▸ **REQUIRED TASK**:
Images are not part of the copy; write out the rest of the data exactly as given.

▸ **SUPPLIED ENTRIES**:
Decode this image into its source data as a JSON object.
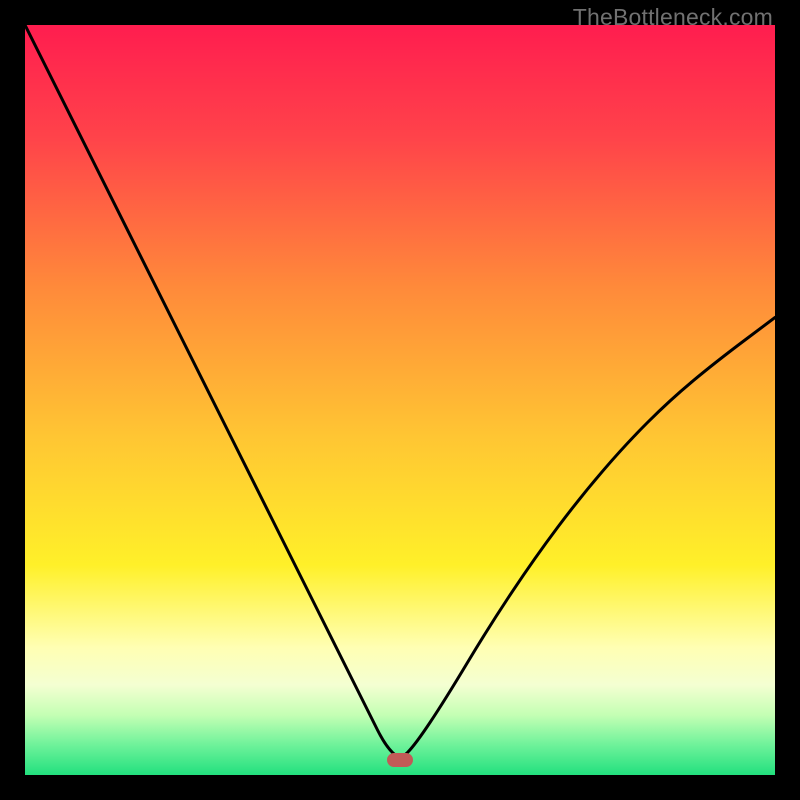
{
  "watermark": "TheBottleneck.com",
  "chart_data": {
    "type": "line",
    "description": "Absolute-value style V-curve on a red→orange→yellow→light→green vertical gradient background, framed by a black border. A small rounded red marker sits at the curve's dip near the bottom.",
    "xlim": [
      0,
      100
    ],
    "ylim": [
      0,
      100
    ],
    "title": "",
    "xlabel": "",
    "ylabel": "",
    "grid": false,
    "legend": false,
    "x": [
      0,
      6,
      12,
      18,
      24,
      30,
      36,
      42,
      46,
      48,
      50,
      52,
      56,
      62,
      68,
      74,
      80,
      86,
      92,
      100
    ],
    "y": [
      100,
      88,
      76,
      64,
      52,
      40,
      28,
      16,
      8,
      4,
      2,
      4,
      10,
      20,
      29,
      37,
      44,
      50,
      55,
      61
    ],
    "vertex": {
      "x": 50,
      "y": 2
    },
    "marker": {
      "x": 50,
      "y": 2,
      "shape": "rounded-rect",
      "color": "#c15a57"
    },
    "background_gradient": [
      {
        "stop": 0.0,
        "color": "#ff1d4f"
      },
      {
        "stop": 0.15,
        "color": "#ff434a"
      },
      {
        "stop": 0.35,
        "color": "#ff8a3a"
      },
      {
        "stop": 0.55,
        "color": "#ffc633"
      },
      {
        "stop": 0.72,
        "color": "#fff029"
      },
      {
        "stop": 0.83,
        "color": "#ffffb3"
      },
      {
        "stop": 0.88,
        "color": "#f4ffd2"
      },
      {
        "stop": 0.92,
        "color": "#c4ffb4"
      },
      {
        "stop": 0.96,
        "color": "#6ef29a"
      },
      {
        "stop": 1.0,
        "color": "#22e07e"
      }
    ]
  }
}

▸ **TASK ANSWER**:
Decode this image into its source data as a JSON object.
{
  "watermark": "TheBottleneck.com",
  "chart_data": {
    "type": "line",
    "description": "Absolute-value style V-curve on a red→orange→yellow→light→green vertical gradient background, framed by a black border. A small rounded red marker sits at the curve's dip near the bottom.",
    "xlim": [
      0,
      100
    ],
    "ylim": [
      0,
      100
    ],
    "title": "",
    "xlabel": "",
    "ylabel": "",
    "grid": false,
    "legend": false,
    "x": [
      0,
      6,
      12,
      18,
      24,
      30,
      36,
      42,
      46,
      48,
      50,
      52,
      56,
      62,
      68,
      74,
      80,
      86,
      92,
      100
    ],
    "y": [
      100,
      88,
      76,
      64,
      52,
      40,
      28,
      16,
      8,
      4,
      2,
      4,
      10,
      20,
      29,
      37,
      44,
      50,
      55,
      61
    ],
    "vertex": {
      "x": 50,
      "y": 2
    },
    "marker": {
      "x": 50,
      "y": 2,
      "shape": "rounded-rect",
      "color": "#c15a57"
    },
    "background_gradient": [
      {
        "stop": 0.0,
        "color": "#ff1d4f"
      },
      {
        "stop": 0.15,
        "color": "#ff434a"
      },
      {
        "stop": 0.35,
        "color": "#ff8a3a"
      },
      {
        "stop": 0.55,
        "color": "#ffc633"
      },
      {
        "stop": 0.72,
        "color": "#fff029"
      },
      {
        "stop": 0.83,
        "color": "#ffffb3"
      },
      {
        "stop": 0.88,
        "color": "#f4ffd2"
      },
      {
        "stop": 0.92,
        "color": "#c4ffb4"
      },
      {
        "stop": 0.96,
        "color": "#6ef29a"
      },
      {
        "stop": 1.0,
        "color": "#22e07e"
      }
    ]
  }
}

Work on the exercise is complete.